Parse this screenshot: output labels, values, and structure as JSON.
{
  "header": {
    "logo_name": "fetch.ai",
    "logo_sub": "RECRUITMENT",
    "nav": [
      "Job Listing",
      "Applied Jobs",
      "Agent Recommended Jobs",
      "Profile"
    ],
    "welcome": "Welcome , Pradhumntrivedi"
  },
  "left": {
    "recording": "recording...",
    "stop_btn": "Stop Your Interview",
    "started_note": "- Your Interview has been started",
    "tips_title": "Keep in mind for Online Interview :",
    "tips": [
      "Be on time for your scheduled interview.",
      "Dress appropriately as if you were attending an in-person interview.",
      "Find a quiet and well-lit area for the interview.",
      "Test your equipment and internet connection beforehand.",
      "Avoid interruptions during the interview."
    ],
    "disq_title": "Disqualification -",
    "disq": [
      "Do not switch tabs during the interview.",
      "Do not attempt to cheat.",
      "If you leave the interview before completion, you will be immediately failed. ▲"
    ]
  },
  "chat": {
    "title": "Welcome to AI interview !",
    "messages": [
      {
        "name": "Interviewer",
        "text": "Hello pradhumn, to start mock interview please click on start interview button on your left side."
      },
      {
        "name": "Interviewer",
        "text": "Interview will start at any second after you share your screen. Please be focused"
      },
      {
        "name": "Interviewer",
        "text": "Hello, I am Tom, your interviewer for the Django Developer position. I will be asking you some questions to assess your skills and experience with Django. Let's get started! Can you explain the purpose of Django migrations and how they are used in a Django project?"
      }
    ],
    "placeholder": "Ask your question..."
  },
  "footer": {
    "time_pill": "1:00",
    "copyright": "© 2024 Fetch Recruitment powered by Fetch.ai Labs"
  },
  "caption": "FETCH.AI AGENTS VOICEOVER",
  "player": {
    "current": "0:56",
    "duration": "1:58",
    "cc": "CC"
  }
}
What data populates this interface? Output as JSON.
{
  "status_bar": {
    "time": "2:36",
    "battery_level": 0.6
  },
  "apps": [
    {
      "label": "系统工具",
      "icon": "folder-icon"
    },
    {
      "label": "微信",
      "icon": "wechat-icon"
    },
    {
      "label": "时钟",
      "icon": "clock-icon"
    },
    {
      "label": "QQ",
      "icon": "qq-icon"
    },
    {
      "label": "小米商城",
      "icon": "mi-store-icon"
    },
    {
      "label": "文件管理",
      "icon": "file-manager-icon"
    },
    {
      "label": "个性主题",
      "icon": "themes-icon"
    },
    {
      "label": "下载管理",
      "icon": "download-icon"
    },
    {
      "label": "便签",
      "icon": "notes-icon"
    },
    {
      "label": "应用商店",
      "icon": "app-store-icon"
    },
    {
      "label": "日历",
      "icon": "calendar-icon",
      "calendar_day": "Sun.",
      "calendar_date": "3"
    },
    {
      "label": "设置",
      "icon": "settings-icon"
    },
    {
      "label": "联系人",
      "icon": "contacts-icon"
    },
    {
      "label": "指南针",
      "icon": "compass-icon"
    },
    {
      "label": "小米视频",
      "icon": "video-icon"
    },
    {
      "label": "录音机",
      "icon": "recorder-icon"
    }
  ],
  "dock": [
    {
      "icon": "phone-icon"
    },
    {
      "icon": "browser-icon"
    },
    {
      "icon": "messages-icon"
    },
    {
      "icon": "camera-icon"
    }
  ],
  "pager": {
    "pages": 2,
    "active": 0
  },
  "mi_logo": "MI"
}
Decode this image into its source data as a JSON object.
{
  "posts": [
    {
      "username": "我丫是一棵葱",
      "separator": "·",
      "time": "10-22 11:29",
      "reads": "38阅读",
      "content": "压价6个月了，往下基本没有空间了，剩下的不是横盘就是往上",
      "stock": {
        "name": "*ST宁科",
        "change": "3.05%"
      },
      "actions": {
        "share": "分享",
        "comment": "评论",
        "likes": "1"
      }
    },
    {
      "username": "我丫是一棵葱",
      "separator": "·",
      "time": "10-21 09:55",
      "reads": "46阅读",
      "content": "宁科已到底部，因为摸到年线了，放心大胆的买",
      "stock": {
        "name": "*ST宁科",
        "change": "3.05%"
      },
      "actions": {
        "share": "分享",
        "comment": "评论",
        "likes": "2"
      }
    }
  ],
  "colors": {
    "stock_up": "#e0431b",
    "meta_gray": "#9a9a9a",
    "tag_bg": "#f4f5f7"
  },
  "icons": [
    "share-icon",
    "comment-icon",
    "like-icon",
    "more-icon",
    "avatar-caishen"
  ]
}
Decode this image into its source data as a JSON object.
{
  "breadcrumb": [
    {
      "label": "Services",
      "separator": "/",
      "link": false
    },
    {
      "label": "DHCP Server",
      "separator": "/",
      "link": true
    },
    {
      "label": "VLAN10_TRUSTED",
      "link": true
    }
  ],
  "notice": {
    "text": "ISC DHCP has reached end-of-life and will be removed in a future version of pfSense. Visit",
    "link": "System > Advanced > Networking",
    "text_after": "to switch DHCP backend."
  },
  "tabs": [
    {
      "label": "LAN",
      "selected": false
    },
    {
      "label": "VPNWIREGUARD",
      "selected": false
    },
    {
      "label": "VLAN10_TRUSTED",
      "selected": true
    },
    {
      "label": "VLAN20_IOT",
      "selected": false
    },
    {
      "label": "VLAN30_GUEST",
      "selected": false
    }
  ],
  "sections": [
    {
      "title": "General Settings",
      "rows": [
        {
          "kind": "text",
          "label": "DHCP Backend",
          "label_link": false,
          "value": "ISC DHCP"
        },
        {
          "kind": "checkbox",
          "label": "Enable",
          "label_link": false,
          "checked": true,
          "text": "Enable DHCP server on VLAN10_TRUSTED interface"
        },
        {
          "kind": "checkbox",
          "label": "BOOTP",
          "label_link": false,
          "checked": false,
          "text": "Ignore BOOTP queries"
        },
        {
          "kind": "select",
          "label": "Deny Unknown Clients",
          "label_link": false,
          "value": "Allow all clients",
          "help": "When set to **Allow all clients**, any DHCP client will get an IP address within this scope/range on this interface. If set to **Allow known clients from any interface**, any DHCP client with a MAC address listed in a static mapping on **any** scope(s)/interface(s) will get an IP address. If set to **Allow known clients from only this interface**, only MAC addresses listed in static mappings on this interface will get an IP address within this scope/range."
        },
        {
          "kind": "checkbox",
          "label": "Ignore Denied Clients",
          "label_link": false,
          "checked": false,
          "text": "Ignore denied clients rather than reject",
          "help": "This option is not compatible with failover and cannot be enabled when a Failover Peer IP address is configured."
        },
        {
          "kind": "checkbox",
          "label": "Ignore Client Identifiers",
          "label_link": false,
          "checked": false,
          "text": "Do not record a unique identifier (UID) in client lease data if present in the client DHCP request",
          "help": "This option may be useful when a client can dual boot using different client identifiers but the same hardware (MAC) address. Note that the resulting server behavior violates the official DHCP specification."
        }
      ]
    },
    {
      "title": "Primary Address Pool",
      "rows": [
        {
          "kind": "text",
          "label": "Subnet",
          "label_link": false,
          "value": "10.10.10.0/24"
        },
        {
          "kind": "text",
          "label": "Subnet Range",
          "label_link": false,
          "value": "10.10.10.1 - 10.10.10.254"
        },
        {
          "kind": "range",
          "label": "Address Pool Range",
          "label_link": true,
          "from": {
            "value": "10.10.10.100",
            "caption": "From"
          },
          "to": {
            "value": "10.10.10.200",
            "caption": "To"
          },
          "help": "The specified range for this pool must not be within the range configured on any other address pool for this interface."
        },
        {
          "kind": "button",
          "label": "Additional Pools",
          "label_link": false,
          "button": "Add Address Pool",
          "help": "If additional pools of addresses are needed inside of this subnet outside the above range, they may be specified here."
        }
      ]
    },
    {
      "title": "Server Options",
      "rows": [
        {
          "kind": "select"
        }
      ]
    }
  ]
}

+++

## Exercise brief
Output all of the material exactly as written.

## Result of the task
Parse this screenshot: output labels, values, and structure as JSON.
{
  "header": {
    "logo_name": "fetch.ai",
    "logo_sub": "RECRUITMENT",
    "nav": [
      "Job Listing",
      "Applied Jobs",
      "Agent Recommended Jobs",
      "Profile"
    ],
    "welcome": "Welcome , Pradhumntrivedi"
  },
  "left": {
    "recording": "recording...",
    "stop_btn": "Stop Your Interview",
    "started_note": "- Your Interview has been started",
    "tips_title": "Keep in mind for Online Interview :",
    "tips": [
      "Be on time for your scheduled interview.",
      "Dress appropriately as if you were attending an in-person interview.",
      "Find a quiet and well-lit area for the interview.",
      "Test your equipment and internet connection beforehand.",
      "Avoid interruptions during the interview."
    ],
    "disq_title": "Disqualification -",
    "disq": [
      "Do not switch tabs during the interview.",
      "Do not attempt to cheat.",
      "If you leave the interview before completion, you will be immediately failed. ▲"
    ]
  },
  "chat": {
    "title": "Welcome to AI interview !",
    "messages": [
      {
        "name": "Interviewer",
        "text": "Hello pradhumn, to start mock interview please click on start interview button on your left side."
      },
      {
        "name": "Interviewer",
        "text": "Interview will start at any second after you share your screen. Please be focused"
      },
      {
        "name": "Interviewer",
        "text": "Hello, I am Tom, your interviewer for the Django Developer position. I will be asking you some questions to assess your skills and experience with Django. Let's get started! Can you explain the purpose of Django migrations and how they are used in a Django project?"
      }
    ],
    "placeholder": "Ask your question..."
  },
  "footer": {
    "time_pill": "1:00",
    "copyright": "© 2024 Fetch Recruitment powered by Fetch.ai Labs"
  },
  "caption": "FETCH.AI AGENTS VOICEOVER",
  "player": {
    "current": "0:56",
    "duration": "1:58",
    "cc": "CC"
  }
}
What data populates this interface? Output as JSON.
{
  "status_bar": {
    "time": "2:36",
    "battery_level": 0.6
  },
  "apps": [
    {
      "label": "系统工具",
      "icon": "folder-icon"
    },
    {
      "label": "微信",
      "icon": "wechat-icon"
    },
    {
      "label": "时钟",
      "icon": "clock-icon"
    },
    {
      "label": "QQ",
      "icon": "qq-icon"
    },
    {
      "label": "小米商城",
      "icon": "mi-store-icon"
    },
    {
      "label": "文件管理",
      "icon": "file-manager-icon"
    },
    {
      "label": "个性主题",
      "icon": "themes-icon"
    },
    {
      "label": "下载管理",
      "icon": "download-icon"
    },
    {
      "label": "便签",
      "icon": "notes-icon"
    },
    {
      "label": "应用商店",
      "icon": "app-store-icon"
    },
    {
      "label": "日历",
      "icon": "calendar-icon",
      "calendar_day": "Sun.",
      "calendar_date": "3"
    },
    {
      "label": "设置",
      "icon": "settings-icon"
    },
    {
      "label": "联系人",
      "icon": "contacts-icon"
    },
    {
      "label": "指南针",
      "icon": "compass-icon"
    },
    {
      "label": "小米视频",
      "icon": "video-icon"
    },
    {
      "label": "录音机",
      "icon": "recorder-icon"
    }
  ],
  "dock": [
    {
      "icon": "phone-icon"
    },
    {
      "icon": "browser-icon"
    },
    {
      "icon": "messages-icon"
    },
    {
      "icon": "camera-icon"
    }
  ],
  "pager": {
    "pages": 2,
    "active": 0
  },
  "mi_logo": "MI"
}
Decode this image into its source data as a JSON object.
{
  "posts": [
    {
      "username": "我丫是一棵葱",
      "separator": "·",
      "time": "10-22 11:29",
      "reads": "38阅读",
      "content": "压价6个月了，往下基本没有空间了，剩下的不是横盘就是往上",
      "stock": {
        "name": "*ST宁科",
        "change": "3.05%"
      },
      "actions": {
        "share": "分享",
        "comment": "评论",
        "likes": "1"
      }
    },
    {
      "username": "我丫是一棵葱",
      "separator": "·",
      "time": "10-21 09:55",
      "reads": "46阅读",
      "content": "宁科已到底部，因为摸到年线了，放心大胆的买",
      "stock": {
        "name": "*ST宁科",
        "change": "3.05%"
      },
      "actions": {
        "share": "分享",
        "comment": "评论",
        "likes": "2"
      }
    }
  ],
  "colors": {
    "stock_up": "#e0431b",
    "meta_gray": "#9a9a9a",
    "tag_bg": "#f4f5f7"
  },
  "icons": [
    "share-icon",
    "comment-icon",
    "like-icon",
    "more-icon",
    "avatar-caishen"
  ]
}
Decode this image into its source data as a JSON object.
{
  "breadcrumb": [
    {
      "label": "Services",
      "separator": "/",
      "link": false
    },
    {
      "label": "DHCP Server",
      "separator": "/",
      "link": true
    },
    {
      "label": "VLAN10_TRUSTED",
      "link": true
    }
  ],
  "notice": {
    "text": "ISC DHCP has reached end-of-life and will be removed in a future version of pfSense. Visit",
    "link": "System > Advanced > Networking",
    "text_after": "to switch DHCP backend."
  },
  "tabs": [
    {
      "label": "LAN",
      "selected": false
    },
    {
      "label": "VPNWIREGUARD",
      "selected": false
    },
    {
      "label": "VLAN10_TRUSTED",
      "selected": true
    },
    {
      "label": "VLAN20_IOT",
      "selected": false
    },
    {
      "label": "VLAN30_GUEST",
      "selected": false
    }
  ],
  "sections": [
    {
      "title": "General Settings",
      "rows": [
        {
          "kind": "text",
          "label": "DHCP Backend",
          "label_link": false,
          "value": "ISC DHCP"
        },
        {
          "kind": "checkbox",
          "label": "Enable",
          "label_link": false,
          "checked": true,
          "text": "Enable DHCP server on VLAN10_TRUSTED interface"
        },
        {
          "kind": "checkbox",
          "label": "BOOTP",
          "label_link": false,
          "checked": false,
          "text": "Ignore BOOTP queries"
        },
        {
          "kind": "select",
          "label": "Deny Unknown Clients",
          "label_link": false,
          "value": "Allow all clients",
          "help": "When set to **Allow all clients**, any DHCP client will get an IP address within this scope/range on this interface. If set to **Allow known clients from any interface**, any DHCP client with a MAC address listed in a static mapping on **any** scope(s)/interface(s) will get an IP address. If set to **Allow known clients from only this interface**, only MAC addresses listed in static mappings on this interface will get an IP address within this scope/range."
        },
        {
          "kind": "checkbox",
          "label": "Ignore Denied Clients",
          "label_link": false,
          "checked": false,
          "text": "Ignore denied clients rather than reject",
          "help": "This option is not compatible with failover and cannot be enabled when a Failover Peer IP address is configured."
        },
        {
          "kind": "checkbox",
          "label": "Ignore Client Identifiers",
          "label_link": false,
          "checked": false,
          "text": "Do not record a unique identifier (UID) in client lease data if present in the client DHCP request",
          "help": "This option may be useful when a client can dual boot using different client identifiers but the same hardware (MAC) address. Note that the resulting server behavior violates the official DHCP specification."
        }
      ]
    },
    {
      "title": "Primary Address Pool",
      "rows": [
        {
          "kind": "text",
          "label": "Subnet",
          "label_link": false,
          "value": "10.10.10.0/24"
        },
        {
          "kind": "text",
          "label": "Subnet Range",
          "label_link": false,
          "value": "10.10.10.1 - 10.10.10.254"
        },
        {
          "kind": "range",
          "label": "Address Pool Range",
          "label_link": true,
          "from": {
            "value": "10.10.10.100",
            "caption": "From"
          },
          "to": {
            "value": "10.10.10.200",
            "caption": "To"
          },
          "help": "The specified range for this pool must not be within the range configured on any other address pool for this interface."
        },
        {
          "kind": "button",
          "label": "Additional Pools",
          "label_link": false,
          "button": "Add Address Pool",
          "help": "If additional pools of addresses are needed inside of this subnet outside the above range, they may be specified here."
        }
      ]
    },
    {
      "title": "Server Options",
      "rows": [
        {
          "kind": "select"
        }
      ]
    }
  ]
}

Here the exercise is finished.